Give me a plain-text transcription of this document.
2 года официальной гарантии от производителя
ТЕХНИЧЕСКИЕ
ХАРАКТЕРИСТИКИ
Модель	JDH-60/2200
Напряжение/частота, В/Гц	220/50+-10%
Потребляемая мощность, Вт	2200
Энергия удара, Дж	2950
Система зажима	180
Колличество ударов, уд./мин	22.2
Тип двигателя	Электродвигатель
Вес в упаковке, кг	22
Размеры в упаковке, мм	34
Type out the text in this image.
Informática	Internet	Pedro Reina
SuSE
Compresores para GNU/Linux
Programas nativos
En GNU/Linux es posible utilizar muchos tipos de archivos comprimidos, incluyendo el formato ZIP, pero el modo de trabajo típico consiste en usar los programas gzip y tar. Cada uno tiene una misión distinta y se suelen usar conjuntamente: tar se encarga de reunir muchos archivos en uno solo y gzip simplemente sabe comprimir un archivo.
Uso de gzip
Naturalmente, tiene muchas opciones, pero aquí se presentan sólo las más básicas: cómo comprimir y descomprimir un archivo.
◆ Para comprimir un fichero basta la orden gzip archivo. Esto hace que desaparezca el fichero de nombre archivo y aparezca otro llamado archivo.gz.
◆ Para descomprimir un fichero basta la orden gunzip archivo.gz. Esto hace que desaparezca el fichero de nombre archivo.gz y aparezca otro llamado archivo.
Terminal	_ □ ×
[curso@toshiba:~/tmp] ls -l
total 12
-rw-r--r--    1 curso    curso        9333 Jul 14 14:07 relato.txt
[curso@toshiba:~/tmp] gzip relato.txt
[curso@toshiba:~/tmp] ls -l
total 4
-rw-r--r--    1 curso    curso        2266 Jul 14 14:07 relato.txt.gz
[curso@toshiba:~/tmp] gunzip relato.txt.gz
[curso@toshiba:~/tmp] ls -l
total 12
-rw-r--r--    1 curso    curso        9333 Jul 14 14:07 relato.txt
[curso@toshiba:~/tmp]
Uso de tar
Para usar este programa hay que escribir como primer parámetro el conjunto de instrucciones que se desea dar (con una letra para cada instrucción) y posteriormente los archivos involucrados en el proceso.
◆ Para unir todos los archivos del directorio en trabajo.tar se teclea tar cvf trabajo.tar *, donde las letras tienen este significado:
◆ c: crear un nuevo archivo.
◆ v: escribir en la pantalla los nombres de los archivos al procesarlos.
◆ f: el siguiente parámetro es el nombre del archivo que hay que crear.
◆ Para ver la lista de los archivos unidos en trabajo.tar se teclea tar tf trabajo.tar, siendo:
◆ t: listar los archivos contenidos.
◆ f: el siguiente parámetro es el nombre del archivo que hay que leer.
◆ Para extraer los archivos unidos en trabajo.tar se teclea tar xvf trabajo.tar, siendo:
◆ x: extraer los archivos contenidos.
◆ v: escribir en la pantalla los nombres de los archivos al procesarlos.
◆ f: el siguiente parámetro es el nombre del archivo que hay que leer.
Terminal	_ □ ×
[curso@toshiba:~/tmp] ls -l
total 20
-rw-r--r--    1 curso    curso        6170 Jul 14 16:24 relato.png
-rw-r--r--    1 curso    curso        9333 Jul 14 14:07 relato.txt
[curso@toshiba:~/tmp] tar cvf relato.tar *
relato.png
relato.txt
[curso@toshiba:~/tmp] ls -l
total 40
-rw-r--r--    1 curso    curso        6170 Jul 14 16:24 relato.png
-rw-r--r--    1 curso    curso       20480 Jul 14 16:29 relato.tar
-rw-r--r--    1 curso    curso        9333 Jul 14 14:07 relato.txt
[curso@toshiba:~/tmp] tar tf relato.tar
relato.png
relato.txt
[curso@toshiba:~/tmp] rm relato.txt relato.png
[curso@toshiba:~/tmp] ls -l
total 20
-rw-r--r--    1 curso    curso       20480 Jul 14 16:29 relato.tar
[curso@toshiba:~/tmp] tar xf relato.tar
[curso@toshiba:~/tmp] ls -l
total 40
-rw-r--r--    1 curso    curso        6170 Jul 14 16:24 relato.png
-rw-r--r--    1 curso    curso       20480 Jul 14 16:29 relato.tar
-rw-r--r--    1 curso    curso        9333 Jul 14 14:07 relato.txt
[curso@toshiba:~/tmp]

**WHAT YOU WILL DO:**
Extract every line above exactly as it stands.

**EXERCISE ANSWER:**
Give me a plain-text transcription of this document.
2 года официальной гарантии от производителя
ТЕХНИЧЕСКИЕ
ХАРАКТЕРИСТИКИ
Модель	JDH-60/2200
Напряжение/частота, В/Гц	220/50+-10%
Потребляемая мощность, Вт	2200
Энергия удара, Дж	2950
Система зажима	180
Колличество ударов, уд./мин	22.2
Тип двигателя	Электродвигатель
Вес в упаковке, кг	22
Размеры в упаковке, мм	34
Type out the text in this image.
Informática	Internet	Pedro Reina
SuSE
Compresores para GNU/Linux
Programas nativos
En GNU/Linux es posible utilizar muchos tipos de archivos comprimidos, incluyendo el formato ZIP, pero el modo de trabajo típico consiste en usar los programas gzip y tar. Cada uno tiene una misión distinta y se suelen usar conjuntamente: tar se encarga de reunir muchos archivos en uno solo y gzip simplemente sabe comprimir un archivo.
Uso de gzip
Naturalmente, tiene muchas opciones, pero aquí se presentan sólo las más básicas: cómo comprimir y descomprimir un archivo.
◆ Para comprimir un fichero basta la orden gzip archivo. Esto hace que desaparezca el fichero de nombre archivo y aparezca otro llamado archivo.gz.
◆ Para descomprimir un fichero basta la orden gunzip archivo.gz. Esto hace que desaparezca el fichero de nombre archivo.gz y aparezca otro llamado archivo.
Terminal	_ □ ×
[curso@toshiba:~/tmp] ls -l
total 12
-rw-r--r--    1 curso    curso        9333 Jul 14 14:07 relato.txt
[curso@toshiba:~/tmp] gzip relato.txt
[curso@toshiba:~/tmp] ls -l
total 4
-rw-r--r--    1 curso    curso        2266 Jul 14 14:07 relato.txt.gz
[curso@toshiba:~/tmp] gunzip relato.txt.gz
[curso@toshiba:~/tmp] ls -l
total 12
-rw-r--r--    1 curso    curso        9333 Jul 14 14:07 relato.txt
[curso@toshiba:~/tmp]
Uso de tar
Para usar este programa hay que escribir como primer parámetro el conjunto de instrucciones que se desea dar (con una letra para cada instrucción) y posteriormente los archivos involucrados en el proceso.
◆ Para unir todos los archivos del directorio en trabajo.tar se teclea tar cvf trabajo.tar *, donde las letras tienen este significado:
◆ c: crear un nuevo archivo.
◆ v: escribir en la pantalla los nombres de los archivos al procesarlos.
◆ f: el siguiente parámetro es el nombre del archivo que hay que crear.
◆ Para ver la lista de los archivos unidos en trabajo.tar se teclea tar tf trabajo.tar, siendo:
◆ t: listar los archivos contenidos.
◆ f: el siguiente parámetro es el nombre del archivo que hay que leer.
◆ Para extraer los archivos unidos en trabajo.tar se teclea tar xvf trabajo.tar, siendo:
◆ x: extraer los archivos contenidos.
◆ v: escribir en la pantalla los nombres de los archivos al procesarlos.
◆ f: el siguiente parámetro es el nombre del archivo que hay que leer.
Terminal	_ □ ×
[curso@toshiba:~/tmp] ls -l
total 20
-rw-r--r--    1 curso    curso        6170 Jul 14 16:24 relato.png
-rw-r--r--    1 curso    curso        9333 Jul 14 14:07 relato.txt
[curso@toshiba:~/tmp] tar cvf relato.tar *
relato.png
relato.txt
[curso@toshiba:~/tmp] ls -l
total 40
-rw-r--r--    1 curso    curso        6170 Jul 14 16:24 relato.png
-rw-r--r--    1 curso    curso       20480 Jul 14 16:29 relato.tar
-rw-r--r--    1 curso    curso        9333 Jul 14 14:07 relato.txt
[curso@toshiba:~/tmp] tar tf relato.tar
relato.png
relato.txt
[curso@toshiba:~/tmp] rm relato.txt relato.png
[curso@toshiba:~/tmp] ls -l
total 20
-rw-r--r--    1 curso    curso       20480 Jul 14 16:29 relato.tar
[curso@toshiba:~/tmp] tar xf relato.tar
[curso@toshiba:~/tmp] ls -l
total 40
-rw-r--r--    1 curso    curso        6170 Jul 14 16:24 relato.png
-rw-r--r--    1 curso    curso       20480 Jul 14 16:29 relato.tar
-rw-r--r--    1 curso    curso        9333 Jul 14 14:07 relato.txt
[curso@toshiba:~/tmp]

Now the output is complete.